Task -
Search the listing for "assy" and copy every line where it appears.

◆ ◆ ◆ ◆ ◆

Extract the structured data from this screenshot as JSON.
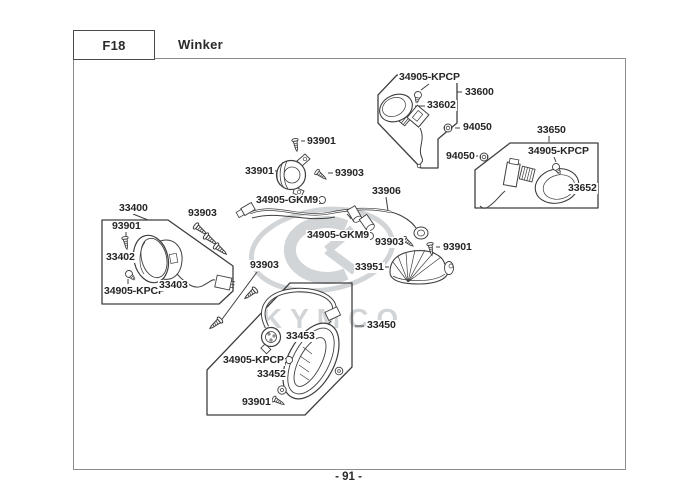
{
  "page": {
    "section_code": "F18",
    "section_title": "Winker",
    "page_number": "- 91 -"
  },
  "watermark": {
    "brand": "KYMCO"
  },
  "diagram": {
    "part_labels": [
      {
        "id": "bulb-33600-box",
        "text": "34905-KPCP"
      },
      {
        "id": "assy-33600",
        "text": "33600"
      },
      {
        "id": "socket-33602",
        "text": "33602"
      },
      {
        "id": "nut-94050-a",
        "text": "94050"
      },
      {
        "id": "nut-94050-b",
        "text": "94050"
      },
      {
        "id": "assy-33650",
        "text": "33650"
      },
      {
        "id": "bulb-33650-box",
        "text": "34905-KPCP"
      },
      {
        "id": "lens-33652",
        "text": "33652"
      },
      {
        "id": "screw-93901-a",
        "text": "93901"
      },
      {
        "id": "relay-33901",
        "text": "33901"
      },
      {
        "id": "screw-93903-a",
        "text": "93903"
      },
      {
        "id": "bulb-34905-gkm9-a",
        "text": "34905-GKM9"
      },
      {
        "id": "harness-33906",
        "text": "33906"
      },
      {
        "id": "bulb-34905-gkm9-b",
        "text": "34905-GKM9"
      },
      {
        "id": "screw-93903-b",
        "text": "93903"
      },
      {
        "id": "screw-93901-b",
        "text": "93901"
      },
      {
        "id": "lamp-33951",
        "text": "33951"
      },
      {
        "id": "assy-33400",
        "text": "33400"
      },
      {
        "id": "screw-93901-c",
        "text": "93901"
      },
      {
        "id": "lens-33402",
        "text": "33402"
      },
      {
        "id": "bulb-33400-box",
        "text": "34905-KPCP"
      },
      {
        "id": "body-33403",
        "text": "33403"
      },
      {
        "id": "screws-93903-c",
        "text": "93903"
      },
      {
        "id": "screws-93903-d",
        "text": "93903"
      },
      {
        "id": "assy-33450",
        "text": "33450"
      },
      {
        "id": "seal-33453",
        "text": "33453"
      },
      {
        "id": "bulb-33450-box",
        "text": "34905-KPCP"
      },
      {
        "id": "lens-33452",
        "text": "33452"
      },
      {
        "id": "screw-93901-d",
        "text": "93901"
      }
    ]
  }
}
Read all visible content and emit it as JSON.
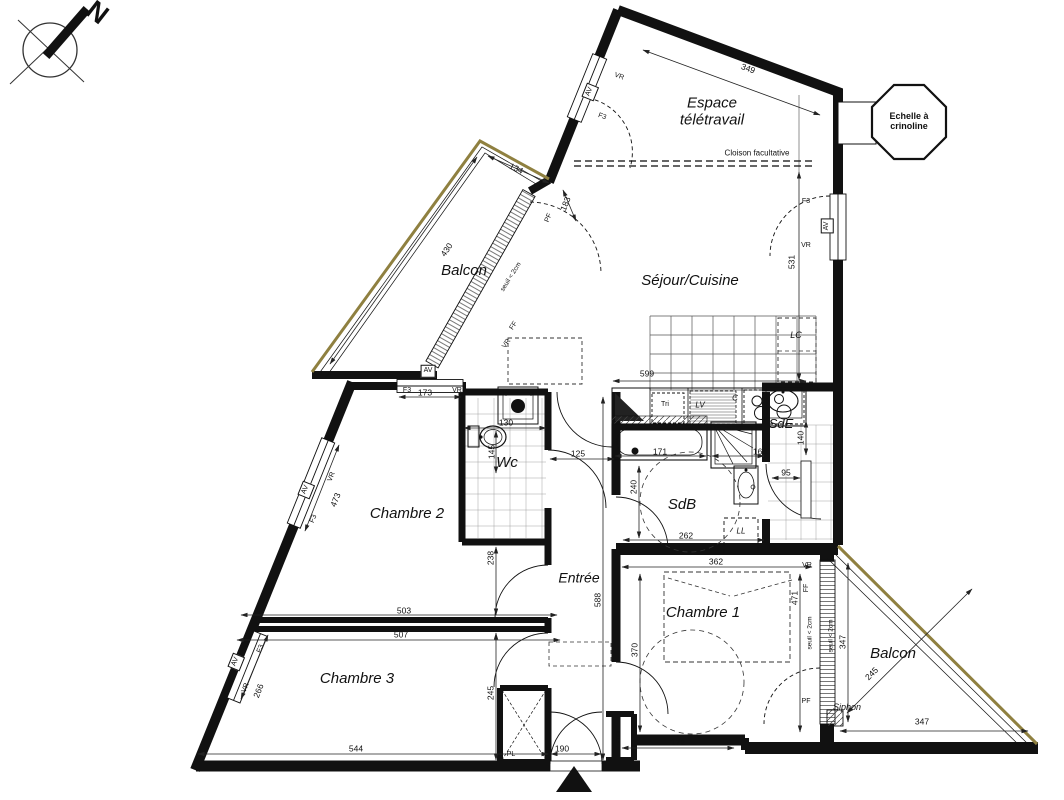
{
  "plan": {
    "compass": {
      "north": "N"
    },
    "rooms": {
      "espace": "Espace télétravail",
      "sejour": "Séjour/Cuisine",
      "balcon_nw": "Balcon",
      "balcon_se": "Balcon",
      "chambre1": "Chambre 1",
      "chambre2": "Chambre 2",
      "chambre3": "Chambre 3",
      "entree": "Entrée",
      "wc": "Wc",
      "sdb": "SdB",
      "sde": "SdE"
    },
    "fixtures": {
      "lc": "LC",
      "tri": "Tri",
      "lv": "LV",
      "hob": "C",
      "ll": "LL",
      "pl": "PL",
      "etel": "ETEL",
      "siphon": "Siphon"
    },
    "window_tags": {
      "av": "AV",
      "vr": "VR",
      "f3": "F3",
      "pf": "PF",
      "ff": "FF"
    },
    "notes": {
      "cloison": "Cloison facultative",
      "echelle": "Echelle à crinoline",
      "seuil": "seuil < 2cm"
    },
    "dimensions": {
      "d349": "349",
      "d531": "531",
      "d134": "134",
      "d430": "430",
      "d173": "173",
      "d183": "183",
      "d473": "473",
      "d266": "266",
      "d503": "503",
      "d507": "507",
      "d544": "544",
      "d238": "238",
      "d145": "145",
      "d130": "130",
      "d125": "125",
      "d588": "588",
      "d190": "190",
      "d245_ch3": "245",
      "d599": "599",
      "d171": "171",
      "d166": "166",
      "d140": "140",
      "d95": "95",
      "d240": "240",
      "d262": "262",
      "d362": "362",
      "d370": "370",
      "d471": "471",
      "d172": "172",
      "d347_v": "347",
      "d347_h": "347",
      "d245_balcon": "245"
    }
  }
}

◆ ◆ ◆ ◆ ◆

Problem solution -
        "id": "assy-33600",
        "id": "assy-33650",
        "id": "assy-33400",
        "id": "assy-33450",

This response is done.